DIRECTIONS –
Write out each line from the data below that includes the word "battery".

RECORDS PROVIDED –
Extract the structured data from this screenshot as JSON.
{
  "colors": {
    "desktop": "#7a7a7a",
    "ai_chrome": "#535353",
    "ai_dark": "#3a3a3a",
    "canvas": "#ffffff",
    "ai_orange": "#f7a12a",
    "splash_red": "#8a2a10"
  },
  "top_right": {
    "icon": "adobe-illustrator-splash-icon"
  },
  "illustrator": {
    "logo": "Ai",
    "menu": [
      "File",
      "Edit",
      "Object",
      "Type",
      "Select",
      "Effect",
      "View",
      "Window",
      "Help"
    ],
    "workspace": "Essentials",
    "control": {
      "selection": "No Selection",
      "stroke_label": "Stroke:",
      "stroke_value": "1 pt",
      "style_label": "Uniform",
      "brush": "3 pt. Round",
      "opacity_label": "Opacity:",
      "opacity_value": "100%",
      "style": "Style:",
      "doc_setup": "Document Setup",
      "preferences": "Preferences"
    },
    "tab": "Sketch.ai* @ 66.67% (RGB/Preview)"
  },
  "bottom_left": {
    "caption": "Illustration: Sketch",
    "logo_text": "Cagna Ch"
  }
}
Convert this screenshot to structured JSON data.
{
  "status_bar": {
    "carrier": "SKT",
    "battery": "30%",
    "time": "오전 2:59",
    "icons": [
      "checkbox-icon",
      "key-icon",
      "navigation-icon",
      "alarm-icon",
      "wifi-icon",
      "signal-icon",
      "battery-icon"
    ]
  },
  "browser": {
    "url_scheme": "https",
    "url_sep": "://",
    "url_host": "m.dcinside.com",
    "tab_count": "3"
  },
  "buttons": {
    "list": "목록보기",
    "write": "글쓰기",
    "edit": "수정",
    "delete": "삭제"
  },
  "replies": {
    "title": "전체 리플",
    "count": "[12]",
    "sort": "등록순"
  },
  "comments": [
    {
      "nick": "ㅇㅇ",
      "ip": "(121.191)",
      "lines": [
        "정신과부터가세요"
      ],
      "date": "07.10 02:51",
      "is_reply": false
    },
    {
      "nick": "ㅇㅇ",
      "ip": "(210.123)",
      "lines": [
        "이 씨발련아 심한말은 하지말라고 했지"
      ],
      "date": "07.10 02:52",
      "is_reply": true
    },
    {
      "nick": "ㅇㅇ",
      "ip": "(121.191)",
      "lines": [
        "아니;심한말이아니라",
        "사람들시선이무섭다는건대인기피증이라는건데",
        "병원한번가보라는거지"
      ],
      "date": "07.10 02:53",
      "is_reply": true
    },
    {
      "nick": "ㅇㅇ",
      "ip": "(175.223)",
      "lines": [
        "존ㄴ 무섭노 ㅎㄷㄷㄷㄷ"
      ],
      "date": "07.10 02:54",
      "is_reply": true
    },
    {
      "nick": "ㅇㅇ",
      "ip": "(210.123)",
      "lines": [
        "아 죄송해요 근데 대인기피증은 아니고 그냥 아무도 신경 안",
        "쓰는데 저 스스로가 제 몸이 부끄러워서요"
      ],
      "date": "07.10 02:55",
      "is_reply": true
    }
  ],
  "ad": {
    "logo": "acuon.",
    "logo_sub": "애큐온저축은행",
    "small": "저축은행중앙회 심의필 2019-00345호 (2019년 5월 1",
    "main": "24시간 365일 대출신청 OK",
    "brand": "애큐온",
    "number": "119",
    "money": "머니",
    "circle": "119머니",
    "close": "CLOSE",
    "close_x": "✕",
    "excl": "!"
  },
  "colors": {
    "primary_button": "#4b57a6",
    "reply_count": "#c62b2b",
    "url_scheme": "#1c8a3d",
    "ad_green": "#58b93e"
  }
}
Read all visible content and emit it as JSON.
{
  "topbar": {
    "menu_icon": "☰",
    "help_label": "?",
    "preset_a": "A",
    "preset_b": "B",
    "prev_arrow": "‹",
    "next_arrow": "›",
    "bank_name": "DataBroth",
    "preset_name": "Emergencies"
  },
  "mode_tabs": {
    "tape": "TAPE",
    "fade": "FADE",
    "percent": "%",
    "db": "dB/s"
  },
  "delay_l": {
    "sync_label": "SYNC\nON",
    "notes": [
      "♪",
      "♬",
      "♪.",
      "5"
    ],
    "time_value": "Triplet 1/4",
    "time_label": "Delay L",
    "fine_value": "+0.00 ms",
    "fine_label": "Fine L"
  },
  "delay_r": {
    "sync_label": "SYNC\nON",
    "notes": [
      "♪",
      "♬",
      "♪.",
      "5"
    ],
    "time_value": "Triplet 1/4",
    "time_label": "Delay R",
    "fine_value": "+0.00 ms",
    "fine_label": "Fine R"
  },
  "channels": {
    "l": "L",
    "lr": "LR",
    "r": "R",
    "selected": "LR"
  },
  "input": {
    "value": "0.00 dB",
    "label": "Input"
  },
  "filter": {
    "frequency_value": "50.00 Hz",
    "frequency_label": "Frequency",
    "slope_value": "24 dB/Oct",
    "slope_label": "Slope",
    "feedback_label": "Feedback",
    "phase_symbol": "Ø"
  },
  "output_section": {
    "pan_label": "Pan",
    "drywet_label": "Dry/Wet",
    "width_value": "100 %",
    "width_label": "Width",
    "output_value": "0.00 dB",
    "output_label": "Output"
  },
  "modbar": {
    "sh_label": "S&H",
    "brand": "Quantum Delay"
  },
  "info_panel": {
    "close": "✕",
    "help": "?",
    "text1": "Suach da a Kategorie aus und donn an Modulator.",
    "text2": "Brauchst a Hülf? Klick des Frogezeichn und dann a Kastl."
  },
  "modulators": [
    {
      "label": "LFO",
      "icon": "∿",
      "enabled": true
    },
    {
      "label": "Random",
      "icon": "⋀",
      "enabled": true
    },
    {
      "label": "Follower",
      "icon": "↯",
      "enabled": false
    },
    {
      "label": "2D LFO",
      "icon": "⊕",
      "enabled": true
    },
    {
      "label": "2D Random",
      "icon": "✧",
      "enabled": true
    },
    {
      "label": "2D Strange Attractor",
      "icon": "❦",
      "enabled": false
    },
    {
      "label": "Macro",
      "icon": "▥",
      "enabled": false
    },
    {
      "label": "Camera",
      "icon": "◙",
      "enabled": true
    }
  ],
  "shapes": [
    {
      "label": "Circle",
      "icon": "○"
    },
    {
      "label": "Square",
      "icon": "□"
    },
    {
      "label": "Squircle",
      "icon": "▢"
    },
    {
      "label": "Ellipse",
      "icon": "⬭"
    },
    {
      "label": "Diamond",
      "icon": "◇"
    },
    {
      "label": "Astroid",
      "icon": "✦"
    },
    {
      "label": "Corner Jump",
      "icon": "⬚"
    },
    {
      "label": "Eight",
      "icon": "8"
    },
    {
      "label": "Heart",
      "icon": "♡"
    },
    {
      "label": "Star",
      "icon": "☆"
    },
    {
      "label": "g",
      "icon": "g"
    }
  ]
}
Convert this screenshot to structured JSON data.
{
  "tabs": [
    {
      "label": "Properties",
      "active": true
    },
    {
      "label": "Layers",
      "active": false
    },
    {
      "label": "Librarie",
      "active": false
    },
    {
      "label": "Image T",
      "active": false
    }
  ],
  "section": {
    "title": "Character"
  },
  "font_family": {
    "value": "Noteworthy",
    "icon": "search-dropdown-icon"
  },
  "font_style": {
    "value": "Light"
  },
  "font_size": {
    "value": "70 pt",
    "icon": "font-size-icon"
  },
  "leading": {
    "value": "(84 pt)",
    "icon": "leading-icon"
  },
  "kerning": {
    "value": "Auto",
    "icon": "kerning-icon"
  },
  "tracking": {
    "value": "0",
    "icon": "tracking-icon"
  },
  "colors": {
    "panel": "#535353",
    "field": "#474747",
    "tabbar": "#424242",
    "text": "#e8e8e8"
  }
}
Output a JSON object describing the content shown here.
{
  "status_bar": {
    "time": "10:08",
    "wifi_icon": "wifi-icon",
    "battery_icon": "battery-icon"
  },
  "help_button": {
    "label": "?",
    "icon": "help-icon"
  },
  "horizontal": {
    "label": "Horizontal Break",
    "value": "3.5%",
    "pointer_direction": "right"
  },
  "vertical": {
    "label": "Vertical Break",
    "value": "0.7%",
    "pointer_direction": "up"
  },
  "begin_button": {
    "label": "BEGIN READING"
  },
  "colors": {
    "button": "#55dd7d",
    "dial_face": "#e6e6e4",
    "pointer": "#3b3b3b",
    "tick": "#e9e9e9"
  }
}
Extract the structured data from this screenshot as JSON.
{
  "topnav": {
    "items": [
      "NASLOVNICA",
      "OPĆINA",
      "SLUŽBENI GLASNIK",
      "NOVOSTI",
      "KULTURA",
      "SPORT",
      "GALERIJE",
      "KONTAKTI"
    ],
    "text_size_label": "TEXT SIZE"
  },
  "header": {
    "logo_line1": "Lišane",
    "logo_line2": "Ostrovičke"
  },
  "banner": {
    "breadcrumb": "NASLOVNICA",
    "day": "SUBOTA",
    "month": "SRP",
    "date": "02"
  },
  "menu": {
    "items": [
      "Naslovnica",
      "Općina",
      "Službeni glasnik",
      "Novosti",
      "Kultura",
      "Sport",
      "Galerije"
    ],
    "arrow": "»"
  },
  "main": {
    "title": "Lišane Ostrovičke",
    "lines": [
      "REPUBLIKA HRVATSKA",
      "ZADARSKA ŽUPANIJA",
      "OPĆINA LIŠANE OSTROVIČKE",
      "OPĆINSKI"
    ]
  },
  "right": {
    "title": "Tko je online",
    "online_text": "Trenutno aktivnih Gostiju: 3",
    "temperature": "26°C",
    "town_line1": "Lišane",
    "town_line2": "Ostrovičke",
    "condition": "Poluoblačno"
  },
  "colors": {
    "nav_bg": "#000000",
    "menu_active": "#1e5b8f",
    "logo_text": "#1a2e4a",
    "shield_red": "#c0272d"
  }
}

WRITTEN RESPONSE –
    "battery": "30%",
      "battery-icon"
    "battery_icon": "battery-icon"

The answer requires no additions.